EXERCISE:
Print all of the records below word for word, leaving out the pictures.
┌────────
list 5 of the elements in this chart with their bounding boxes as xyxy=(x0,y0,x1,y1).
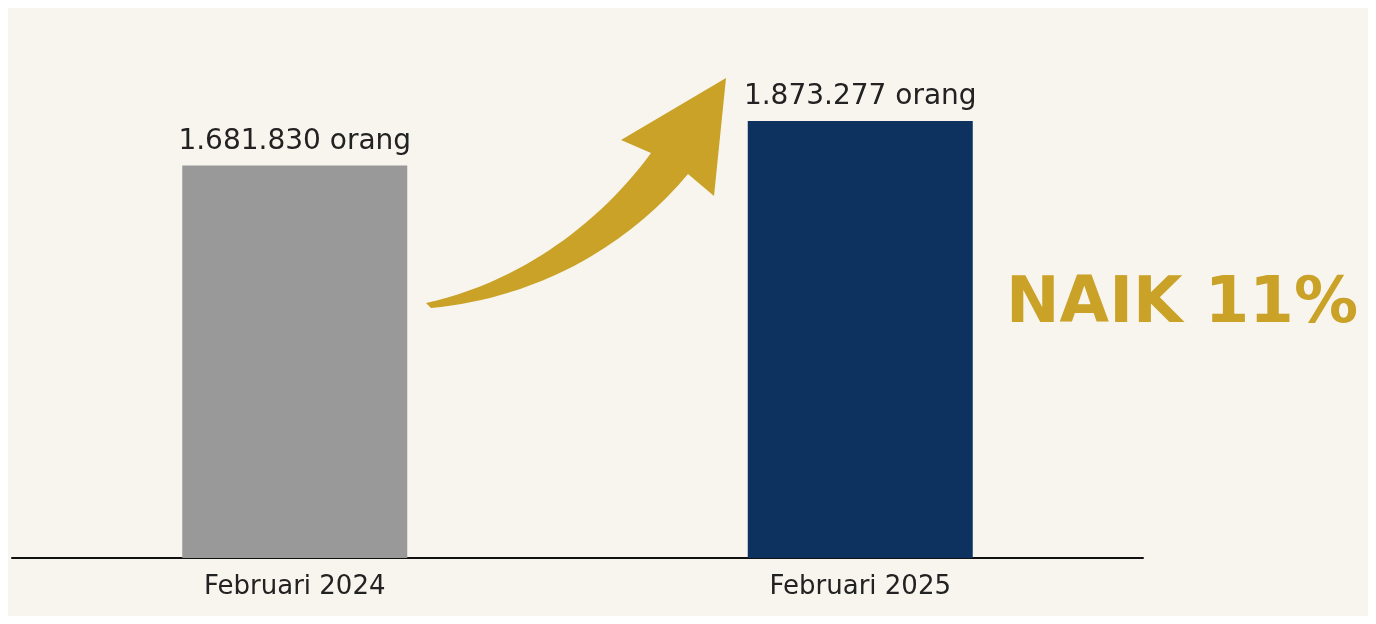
data-label: 1.681.830 orang xyxy=(178,123,412,157)
annotation: NAIK 11% xyxy=(1006,263,1358,337)
data-label: 1.873.277 orang xyxy=(743,78,977,112)
x-tick-label: Februari 2024 xyxy=(204,570,386,600)
x-tick-label: Februari 2025 xyxy=(769,570,951,600)
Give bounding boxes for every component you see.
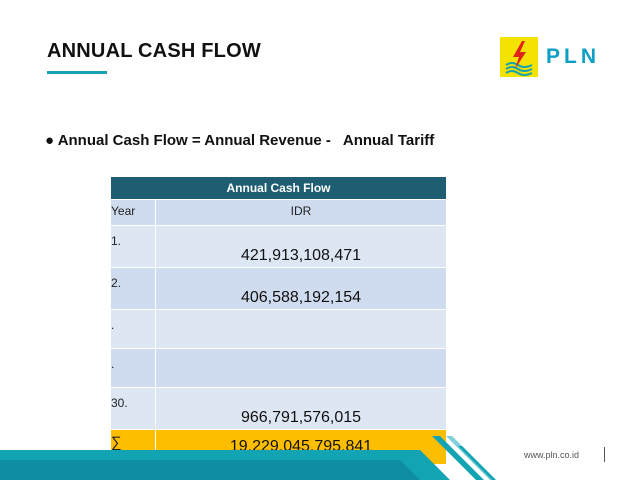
row-year: 30.: [110, 387, 156, 430]
row-idr: 406,588,192,154: [154, 267, 448, 310]
footer-separator: [604, 447, 605, 462]
row-year: 1.: [110, 225, 156, 268]
row-year: .: [110, 348, 156, 388]
footer-url: www.pln.co.id: [524, 450, 580, 460]
row-idr: 966,791,576,015: [154, 387, 448, 430]
footer-band: [0, 436, 640, 480]
table-row: 2. 406,588,192,154: [110, 267, 448, 310]
header-year: Year: [110, 199, 156, 226]
bullet-marker: ●: [45, 132, 55, 149]
row-year: 2.: [110, 267, 156, 310]
row-idr: [154, 309, 448, 349]
row-idr: [154, 348, 448, 388]
table-title: Annual Cash Flow: [109, 176, 448, 200]
pln-logo: PLN: [500, 37, 618, 79]
slide-title: ANNUAL CASH FLOW: [47, 40, 261, 62]
row-idr: 421,913,108,471: [154, 225, 448, 268]
logo-text: PLN: [546, 45, 600, 68]
row-year: .: [110, 309, 156, 349]
table-row: .: [110, 309, 448, 349]
table-header-row: Year IDR: [110, 199, 448, 226]
header-idr: IDR: [154, 199, 448, 226]
table-row: 30. 966,791,576,015: [110, 387, 448, 430]
title-underline: [47, 71, 107, 74]
cash-flow-table: Annual Cash Flow Year IDR 1. 421,913,108…: [109, 176, 448, 465]
lightning-bolt-icon: [500, 37, 538, 77]
table-row: .: [110, 348, 448, 388]
bullet-text: Annual Cash Flow = Annual Revenue - Annu…: [57, 132, 435, 149]
bullet-item: ● Annual Cash Flow = Annual Revenue - An…: [45, 132, 434, 149]
table-row: 1. 421,913,108,471: [110, 225, 448, 268]
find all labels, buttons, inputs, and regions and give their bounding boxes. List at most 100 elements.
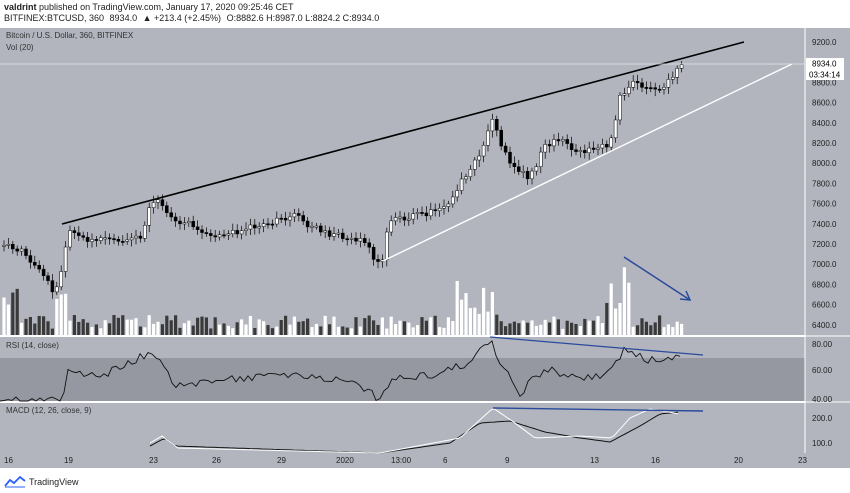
volume-bar [306, 318, 310, 335]
volume-bar [561, 328, 565, 335]
candle-up [389, 220, 393, 233]
volume-bar [592, 320, 596, 335]
price-axis[interactable]: 9200.09000.08800.08600.08400.08200.08000… [812, 38, 837, 330]
candle-down [297, 213, 301, 216]
candle-up [19, 248, 24, 252]
candle-down [433, 209, 437, 212]
volume-bar [11, 292, 15, 335]
volume-bar [438, 327, 442, 335]
volume-bar [328, 324, 332, 335]
candle-down [354, 237, 358, 242]
volume-bar [33, 323, 37, 335]
candle-down [94, 239, 99, 241]
candle-down [635, 81, 640, 84]
candle-up [468, 169, 473, 178]
candle-down [200, 229, 204, 233]
volume-bar [411, 327, 415, 335]
candle-up [534, 166, 539, 172]
volume-bar [2, 297, 6, 335]
volume-bar [15, 288, 19, 335]
candle-down [424, 212, 429, 217]
volume-bar [235, 322, 239, 335]
volume-bar [587, 320, 591, 335]
tradingview-logo-icon [4, 475, 26, 487]
volume-bar [367, 315, 371, 335]
macd-pane-bg [0, 403, 805, 453]
volume-bar [182, 323, 186, 335]
candle-down [81, 235, 85, 238]
time-tick-label: 23 [798, 456, 807, 465]
time-tick-label: 29 [277, 456, 286, 465]
arrow-head-icon [679, 290, 692, 301]
candle-up [481, 144, 486, 157]
candle-up [314, 225, 319, 228]
rsi-line [0, 340, 681, 402]
candle-up [156, 199, 160, 203]
rsi-divergence-line[interactable] [489, 336, 704, 356]
volume-bar [50, 328, 54, 335]
time-tick-label: 16 [651, 456, 660, 465]
volume-bar [270, 328, 274, 335]
volume-bar [103, 320, 107, 335]
candle-down [402, 216, 407, 221]
volume-bar [552, 316, 556, 335]
candle-up [552, 139, 556, 147]
support-line[interactable] [382, 63, 793, 262]
volume-bar [288, 324, 292, 335]
candle-up [411, 213, 415, 220]
volume-bar [534, 325, 538, 335]
brand-name[interactable]: TradingView [29, 476, 79, 487]
volume-bar [248, 315, 252, 335]
volume-bar [504, 326, 508, 335]
volume-bar [165, 315, 169, 335]
author-name[interactable]: valdrint [4, 2, 37, 12]
macd-divergence-line[interactable] [492, 407, 704, 412]
resistance-line[interactable] [61, 41, 745, 225]
volume-bar [350, 328, 354, 335]
price-tick-label: 6400.0 [812, 321, 837, 330]
volume-bar [226, 325, 230, 335]
volume-bar [138, 326, 142, 335]
candle-up [358, 238, 363, 242]
volume-bar [68, 320, 72, 335]
candle-up [561, 139, 565, 142]
volume-bar [477, 313, 481, 335]
candle-up [398, 216, 402, 219]
candle-up [662, 87, 666, 90]
volume-bar [130, 319, 134, 335]
candle-up [125, 239, 129, 242]
volume-bar [671, 327, 675, 335]
volume-bar [517, 323, 521, 335]
volume-bar [512, 321, 516, 335]
volume-bar [530, 320, 534, 335]
candle-up [490, 119, 495, 132]
volume-bar [196, 317, 200, 335]
candle-down [644, 87, 649, 89]
time-axis[interactable]: 16 19 23 26 29 2020 13:00 6 9 13 16 20 23 [4, 456, 807, 465]
volume-bar [37, 315, 41, 335]
candle-up [151, 202, 156, 208]
price-tick-label: 7400.0 [812, 220, 837, 229]
candle-up [332, 233, 336, 237]
volume-bar [28, 317, 32, 335]
chart-area[interactable]: Bitcoin / U.S. Dollar, 360, BITFINEX Vol… [0, 28, 850, 468]
last-price-badge [806, 58, 844, 69]
candle-up [539, 151, 543, 167]
volume-bar [358, 326, 362, 335]
volume-bar [666, 324, 670, 335]
volume-bar [433, 315, 437, 335]
volume-bar [380, 317, 384, 335]
volume-bar [636, 325, 640, 335]
candle-down [512, 162, 517, 167]
chart-svg[interactable]: Bitcoin / U.S. Dollar, 360, BITFINEX Vol… [0, 28, 850, 468]
time-tick-label: 9 [505, 456, 510, 465]
volume-bar [455, 281, 459, 335]
volume-bar [257, 319, 261, 335]
volume-divergence-line[interactable] [623, 256, 691, 301]
volume-bar [262, 321, 266, 335]
volume-bar [292, 316, 296, 335]
time-tick-label: 16 [4, 456, 13, 465]
candle-up [257, 226, 261, 229]
candle-up [596, 147, 600, 150]
candle-up [323, 230, 327, 233]
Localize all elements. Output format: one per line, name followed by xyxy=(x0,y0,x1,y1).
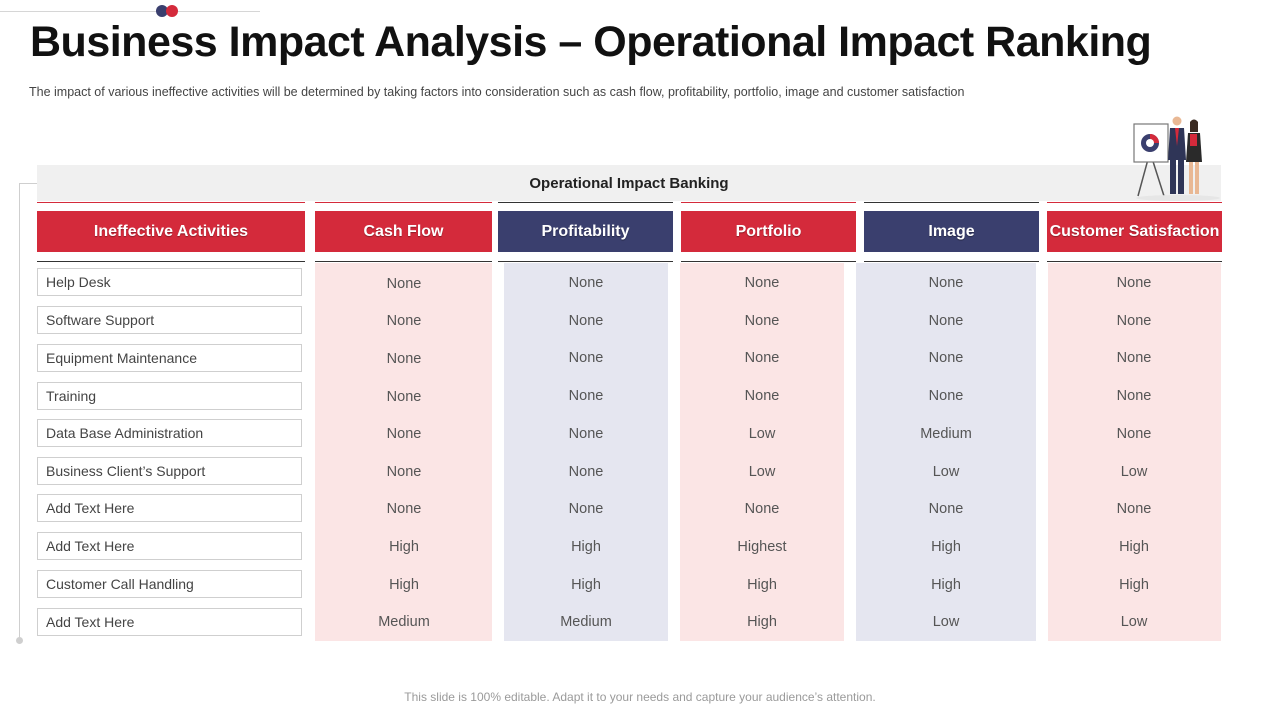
└────────
TASK SOLUTION:
list 5 of the elements in this chart with their bounding boxes as xyxy=(x0,y0,x1,y1).
data-label: 1.681.830 orang xyxy=(178,123,412,157)
annotation: NAIK 11% xyxy=(1006,263,1358,337)
data-label: 1.873.277 orang xyxy=(743,78,977,112)
x-tick-label: Februari 2024 xyxy=(204,570,386,600)
x-tick-label: Februari 2025 xyxy=(769,570,951,600)
Give bounding boxes for every component you see.
row-year: 30.: [110, 387, 156, 430]
row-idr: 406,588,192,154: [154, 267, 448, 310]
footer-separator: [604, 447, 605, 462]
row-year: 1.: [110, 225, 156, 268]
row-year: .: [110, 348, 156, 388]
footer-url: www.pln.co.id: [524, 450, 580, 460]
row-idr: 966,791,576,015: [154, 387, 448, 430]
footer-band: [0, 436, 640, 480]
table-row: 2. 406,588,192,154: [110, 267, 448, 310]
header-year: Year: [110, 199, 156, 226]
bullet-marker: ●: [45, 132, 55, 149]
row-year: 2.: [110, 267, 156, 310]
row-idr: [154, 309, 448, 349]
row-idr: [154, 348, 448, 388]
table-title: Annual Cash Flow: [109, 176, 448, 200]
pln-logo: PLN: [500, 37, 618, 79]
slide-title: ANNUAL CASH FLOW: [47, 40, 261, 62]
row-idr: 421,913,108,471: [154, 225, 448, 268]
logo-text: PLN: [546, 45, 600, 68]
row-year: .: [110, 309, 156, 349]
table-row: .: [110, 309, 448, 349]
table-header-row: Year IDR: [110, 199, 448, 226]
header-idr: IDR: [154, 199, 448, 226]
table-row: 30. 966,791,576,015: [110, 387, 448, 430]
title-underline: [47, 71, 107, 74]
cash-flow-table: Annual Cash Flow Year IDR 1. 421,913,108…: [109, 176, 448, 465]
lightning-bolt-icon: [500, 37, 538, 77]
table-row: .: [110, 348, 448, 388]
bullet-text: Annual Cash Flow = Annual Revenue - Annu…: [57, 132, 435, 149]
bullet-item: ● Annual Cash Flow = Annual Revenue - An…: [45, 132, 434, 149]
table-row: 1. 421,913,108,471: [110, 225, 448, 268]
find all labels, buttons, inputs, and regions and give their bounding boxes. List at most 100 elements.
volume-bar [306, 318, 310, 335]
volume-bar [561, 328, 565, 335]
candle-up [389, 220, 393, 233]
volume-bar [592, 320, 596, 335]
price-axis[interactable]: 9200.09000.08800.08600.08400.08200.08000… [812, 38, 837, 330]
candle-down [297, 213, 301, 216]
candle-up [19, 248, 24, 252]
candle-down [433, 209, 437, 212]
volume-bar [11, 292, 15, 335]
volume-bar [438, 327, 442, 335]
volume-bar [328, 324, 332, 335]
candle-down [354, 237, 358, 242]
volume-bar [33, 323, 37, 335]
candle-down [94, 239, 99, 241]
candle-down [635, 81, 640, 84]
candle-up [468, 169, 473, 178]
candle-down [200, 229, 204, 233]
volume-bar [411, 327, 415, 335]
candle-up [534, 166, 539, 172]
volume-bar [2, 297, 6, 335]
volume-bar [15, 288, 19, 335]
candle-down [424, 212, 429, 217]
volume-bar [235, 322, 239, 335]
volume-bar [587, 320, 591, 335]
tradingview-logo-icon [4, 475, 26, 487]
volume-bar [367, 315, 371, 335]
macd-pane-bg [0, 403, 805, 453]
volume-bar [182, 323, 186, 335]
candle-down [81, 235, 85, 238]
time-tick-label: 23 [798, 456, 807, 465]
time-tick-label: 29 [277, 456, 286, 465]
arrow-head-icon [679, 290, 692, 301]
candle-up [481, 144, 486, 157]
candle-up [314, 225, 319, 228]
rsi-line [0, 340, 681, 402]
candle-up [156, 199, 160, 203]
rsi-divergence-line[interactable] [489, 336, 704, 356]
volume-bar [50, 328, 54, 335]
time-tick-label: 16 [651, 456, 660, 465]
volume-bar [270, 328, 274, 335]
volume-bar [103, 320, 107, 335]
candle-down [402, 216, 407, 221]
volume-bar [552, 316, 556, 335]
candle-up [552, 139, 556, 147]
support-line[interactable] [382, 63, 793, 262]
volume-bar [288, 324, 292, 335]
candle-up [411, 213, 415, 220]
volume-bar [534, 325, 538, 335]
brand-name[interactable]: TradingView [29, 476, 79, 487]
volume-bar [248, 315, 252, 335]
volume-bar [504, 326, 508, 335]
volume-bar [165, 315, 169, 335]
author-name[interactable]: valdrint [4, 2, 37, 12]
macd-divergence-line[interactable] [492, 407, 704, 412]
resistance-line[interactable] [61, 41, 745, 225]
volume-bar [350, 328, 354, 335]
price-tick-label: 6400.0 [812, 321, 837, 330]
volume-bar [226, 325, 230, 335]
volume-bar [138, 326, 142, 335]
candle-up [358, 238, 363, 242]
volume-bar [68, 320, 72, 335]
candle-up [561, 139, 565, 142]
volume-bar [477, 313, 481, 335]
candle-up [398, 216, 402, 219]
candle-up [662, 87, 666, 90]
volume-bar [130, 319, 134, 335]
candle-up [125, 239, 129, 242]
volume-bar [671, 327, 675, 335]
volume-bar [517, 323, 521, 335]
volume-bar [512, 321, 516, 335]
volume-bar [530, 320, 534, 335]
candle-up [490, 119, 495, 132]
volume-bar [196, 317, 200, 335]
candle-down [644, 87, 649, 89]
time-axis[interactable]: 16 19 23 26 29 2020 13:00 6 9 13 16 20 23 [4, 456, 807, 465]
volume-bar [37, 315, 41, 335]
candle-up [151, 202, 156, 208]
price-tick-label: 7400.0 [812, 220, 837, 229]
candle-up [332, 233, 336, 237]
volume-bar [28, 317, 32, 335]
chart-area[interactable]: Bitcoin / U.S. Dollar, 360, BITFINEX Vol… [0, 28, 850, 468]
last-price-badge [806, 58, 844, 69]
candle-up [539, 151, 543, 167]
volume-bar [358, 326, 362, 335]
volume-bar [666, 324, 670, 335]
volume-bar [433, 315, 437, 335]
volume-bar [380, 317, 384, 335]
volume-bar [636, 325, 640, 335]
candle-down [512, 162, 517, 167]
chart-svg[interactable]: Bitcoin / U.S. Dollar, 360, BITFINEX Vol… [0, 28, 850, 468]
time-tick-label: 9 [505, 456, 510, 465]
volume-bar [455, 281, 459, 335]
volume-bar [257, 319, 261, 335]
volume-divergence-line[interactable] [623, 256, 691, 301]
volume-bar [262, 321, 266, 335]
volume-bar [292, 316, 296, 335]
time-tick-label: 16 [4, 456, 13, 465]
candle-up [257, 226, 261, 229]
candle-up [596, 147, 600, 150]
candle-up [323, 230, 327, 233]
Localize all elements. Output format: one per line, name followed by xyxy=(x0,y0,x1,y1).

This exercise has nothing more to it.